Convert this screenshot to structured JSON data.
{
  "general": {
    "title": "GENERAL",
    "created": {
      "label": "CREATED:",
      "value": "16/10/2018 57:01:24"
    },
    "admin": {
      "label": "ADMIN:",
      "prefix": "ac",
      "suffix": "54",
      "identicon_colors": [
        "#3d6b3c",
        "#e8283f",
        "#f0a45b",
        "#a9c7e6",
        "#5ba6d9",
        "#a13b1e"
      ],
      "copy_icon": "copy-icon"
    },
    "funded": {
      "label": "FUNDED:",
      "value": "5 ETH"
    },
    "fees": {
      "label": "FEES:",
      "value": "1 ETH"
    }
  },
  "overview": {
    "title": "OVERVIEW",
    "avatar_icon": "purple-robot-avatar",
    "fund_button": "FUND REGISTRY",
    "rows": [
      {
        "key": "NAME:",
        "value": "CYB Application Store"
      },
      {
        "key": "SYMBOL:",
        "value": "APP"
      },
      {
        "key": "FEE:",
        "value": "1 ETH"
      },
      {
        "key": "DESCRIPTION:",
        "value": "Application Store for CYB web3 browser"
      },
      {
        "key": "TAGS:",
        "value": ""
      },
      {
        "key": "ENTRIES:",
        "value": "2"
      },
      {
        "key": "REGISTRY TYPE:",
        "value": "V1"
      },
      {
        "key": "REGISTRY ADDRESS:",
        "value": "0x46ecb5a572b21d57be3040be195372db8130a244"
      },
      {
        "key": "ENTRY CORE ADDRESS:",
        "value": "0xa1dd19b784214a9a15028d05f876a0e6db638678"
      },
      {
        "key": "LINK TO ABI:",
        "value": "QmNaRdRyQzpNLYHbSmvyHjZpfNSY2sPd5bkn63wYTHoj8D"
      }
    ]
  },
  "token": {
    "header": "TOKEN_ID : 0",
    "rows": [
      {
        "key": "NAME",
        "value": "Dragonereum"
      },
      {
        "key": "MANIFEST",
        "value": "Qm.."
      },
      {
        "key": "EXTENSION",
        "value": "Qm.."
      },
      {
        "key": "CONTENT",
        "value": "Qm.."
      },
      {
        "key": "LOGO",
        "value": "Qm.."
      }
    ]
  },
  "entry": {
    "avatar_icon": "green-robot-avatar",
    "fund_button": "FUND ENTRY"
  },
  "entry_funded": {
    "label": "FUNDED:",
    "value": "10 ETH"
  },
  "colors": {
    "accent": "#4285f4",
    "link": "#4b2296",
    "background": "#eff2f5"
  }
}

## The request
Please set down all the data word for word.

## Solution to the problem
Convert this screenshot to structured JSON data.
{
  "general": {
    "title": "GENERAL",
    "created": {
      "label": "CREATED:",
      "value": "16/10/2018 57:01:24"
    },
    "admin": {
      "label": "ADMIN:",
      "prefix": "ac",
      "suffix": "54",
      "identicon_colors": [
        "#3d6b3c",
        "#e8283f",
        "#f0a45b",
        "#a9c7e6",
        "#5ba6d9",
        "#a13b1e"
      ],
      "copy_icon": "copy-icon"
    },
    "funded": {
      "label": "FUNDED:",
      "value": "5 ETH"
    },
    "fees": {
      "label": "FEES:",
      "value": "1 ETH"
    }
  },
  "overview": {
    "title": "OVERVIEW",
    "avatar_icon": "purple-robot-avatar",
    "fund_button": "FUND REGISTRY",
    "rows": [
      {
        "key": "NAME:",
        "value": "CYB Application Store"
      },
      {
        "key": "SYMBOL:",
        "value": "APP"
      },
      {
        "key": "FEE:",
        "value": "1 ETH"
      },
      {
        "key": "DESCRIPTION:",
        "value": "Application Store for CYB web3 browser"
      },
      {
        "key": "TAGS:",
        "value": ""
      },
      {
        "key": "ENTRIES:",
        "value": "2"
      },
      {
        "key": "REGISTRY TYPE:",
        "value": "V1"
      },
      {
        "key": "REGISTRY ADDRESS:",
        "value": "0x46ecb5a572b21d57be3040be195372db8130a244"
      },
      {
        "key": "ENTRY CORE ADDRESS:",
        "value": "0xa1dd19b784214a9a15028d05f876a0e6db638678"
      },
      {
        "key": "LINK TO ABI:",
        "value": "QmNaRdRyQzpNLYHbSmvyHjZpfNSY2sPd5bkn63wYTHoj8D"
      }
    ]
  },
  "token": {
    "header": "TOKEN_ID : 0",
    "rows": [
      {
        "key": "NAME",
        "value": "Dragonereum"
      },
      {
        "key": "MANIFEST",
        "value": "Qm.."
      },
      {
        "key": "EXTENSION",
        "value": "Qm.."
      },
      {
        "key": "CONTENT",
        "value": "Qm.."
      },
      {
        "key": "LOGO",
        "value": "Qm.."
      }
    ]
  },
  "entry": {
    "avatar_icon": "green-robot-avatar",
    "fund_button": "FUND ENTRY"
  },
  "entry_funded": {
    "label": "FUNDED:",
    "value": "10 ETH"
  },
  "colors": {
    "accent": "#4285f4",
    "link": "#4b2296",
    "background": "#eff2f5"
  }
}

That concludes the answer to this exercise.